● Set exercise
Repeat the whole listing exactly as written.

+++ Input for this task +++

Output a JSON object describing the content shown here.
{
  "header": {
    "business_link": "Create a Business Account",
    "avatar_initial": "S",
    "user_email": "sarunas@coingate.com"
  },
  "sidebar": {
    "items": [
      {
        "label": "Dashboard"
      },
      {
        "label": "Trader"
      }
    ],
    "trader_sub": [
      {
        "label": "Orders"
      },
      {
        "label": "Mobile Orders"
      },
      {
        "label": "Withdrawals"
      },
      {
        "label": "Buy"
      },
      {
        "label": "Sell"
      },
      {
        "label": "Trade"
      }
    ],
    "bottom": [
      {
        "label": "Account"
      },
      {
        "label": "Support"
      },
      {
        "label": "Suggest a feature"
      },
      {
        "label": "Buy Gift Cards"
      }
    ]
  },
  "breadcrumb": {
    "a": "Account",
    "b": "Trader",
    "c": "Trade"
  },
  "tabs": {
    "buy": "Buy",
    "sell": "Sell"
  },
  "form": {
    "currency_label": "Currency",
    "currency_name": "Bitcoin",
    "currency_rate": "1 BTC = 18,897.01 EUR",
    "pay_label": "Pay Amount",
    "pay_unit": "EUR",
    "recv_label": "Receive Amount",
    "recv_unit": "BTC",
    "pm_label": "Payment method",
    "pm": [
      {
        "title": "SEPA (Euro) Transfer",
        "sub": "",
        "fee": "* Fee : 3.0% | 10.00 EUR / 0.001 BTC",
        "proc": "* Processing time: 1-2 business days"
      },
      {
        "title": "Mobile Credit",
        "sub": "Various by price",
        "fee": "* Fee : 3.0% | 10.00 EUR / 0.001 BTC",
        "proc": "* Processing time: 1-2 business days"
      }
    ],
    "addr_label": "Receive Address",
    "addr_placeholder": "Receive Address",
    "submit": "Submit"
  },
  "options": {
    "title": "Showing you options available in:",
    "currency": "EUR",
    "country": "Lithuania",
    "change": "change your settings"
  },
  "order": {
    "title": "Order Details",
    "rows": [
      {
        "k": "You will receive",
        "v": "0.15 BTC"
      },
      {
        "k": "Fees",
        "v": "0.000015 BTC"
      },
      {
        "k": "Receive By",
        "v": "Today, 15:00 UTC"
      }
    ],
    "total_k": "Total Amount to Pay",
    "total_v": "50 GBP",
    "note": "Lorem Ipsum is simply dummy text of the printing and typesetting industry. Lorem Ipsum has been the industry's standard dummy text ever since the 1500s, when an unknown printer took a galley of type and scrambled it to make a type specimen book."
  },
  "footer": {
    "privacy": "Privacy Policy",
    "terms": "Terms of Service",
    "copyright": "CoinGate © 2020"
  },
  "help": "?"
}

+++

● Response to the task
Output a JSON object describing the content shown here.
{
  "header": {
    "business_link": "Create a Business Account",
    "avatar_initial": "S",
    "user_email": "sarunas@coingate.com"
  },
  "sidebar": {
    "items": [
      {
        "label": "Dashboard"
      },
      {
        "label": "Trader"
      }
    ],
    "trader_sub": [
      {
        "label": "Orders"
      },
      {
        "label": "Mobile Orders"
      },
      {
        "label": "Withdrawals"
      },
      {
        "label": "Buy"
      },
      {
        "label": "Sell"
      },
      {
        "label": "Trade"
      }
    ],
    "bottom": [
      {
        "label": "Account"
      },
      {
        "label": "Support"
      },
      {
        "label": "Suggest a feature"
      },
      {
        "label": "Buy Gift Cards"
      }
    ]
  },
  "breadcrumb": {
    "a": "Account",
    "b": "Trader",
    "c": "Trade"
  },
  "tabs": {
    "buy": "Buy",
    "sell": "Sell"
  },
  "form": {
    "currency_label": "Currency",
    "currency_name": "Bitcoin",
    "currency_rate": "1 BTC = 18,897.01 EUR",
    "pay_label": "Pay Amount",
    "pay_unit": "EUR",
    "recv_label": "Receive Amount",
    "recv_unit": "BTC",
    "pm_label": "Payment method",
    "pm": [
      {
        "title": "SEPA (Euro) Transfer",
        "sub": "",
        "fee": "* Fee : 3.0% | 10.00 EUR / 0.001 BTC",
        "proc": "* Processing time: 1-2 business days"
      },
      {
        "title": "Mobile Credit",
        "sub": "Various by price",
        "fee": "* Fee : 3.0% | 10.00 EUR / 0.001 BTC",
        "proc": "* Processing time: 1-2 business days"
      }
    ],
    "addr_label": "Receive Address",
    "addr_placeholder": "Receive Address",
    "submit": "Submit"
  },
  "options": {
    "title": "Showing you options available in:",
    "currency": "EUR",
    "country": "Lithuania",
    "change": "change your settings"
  },
  "order": {
    "title": "Order Details",
    "rows": [
      {
        "k": "You will receive",
        "v": "0.15 BTC"
      },
      {
        "k": "Fees",
        "v": "0.000015 BTC"
      },
      {
        "k": "Receive By",
        "v": "Today, 15:00 UTC"
      }
    ],
    "total_k": "Total Amount to Pay",
    "total_v": "50 GBP",
    "note": "Lorem Ipsum is simply dummy text of the printing and typesetting industry. Lorem Ipsum has been the industry's standard dummy text ever since the 1500s, when an unknown printer took a galley of type and scrambled it to make a type specimen book."
  },
  "footer": {
    "privacy": "Privacy Policy",
    "terms": "Terms of Service",
    "copyright": "CoinGate © 2020"
  },
  "help": "?"
}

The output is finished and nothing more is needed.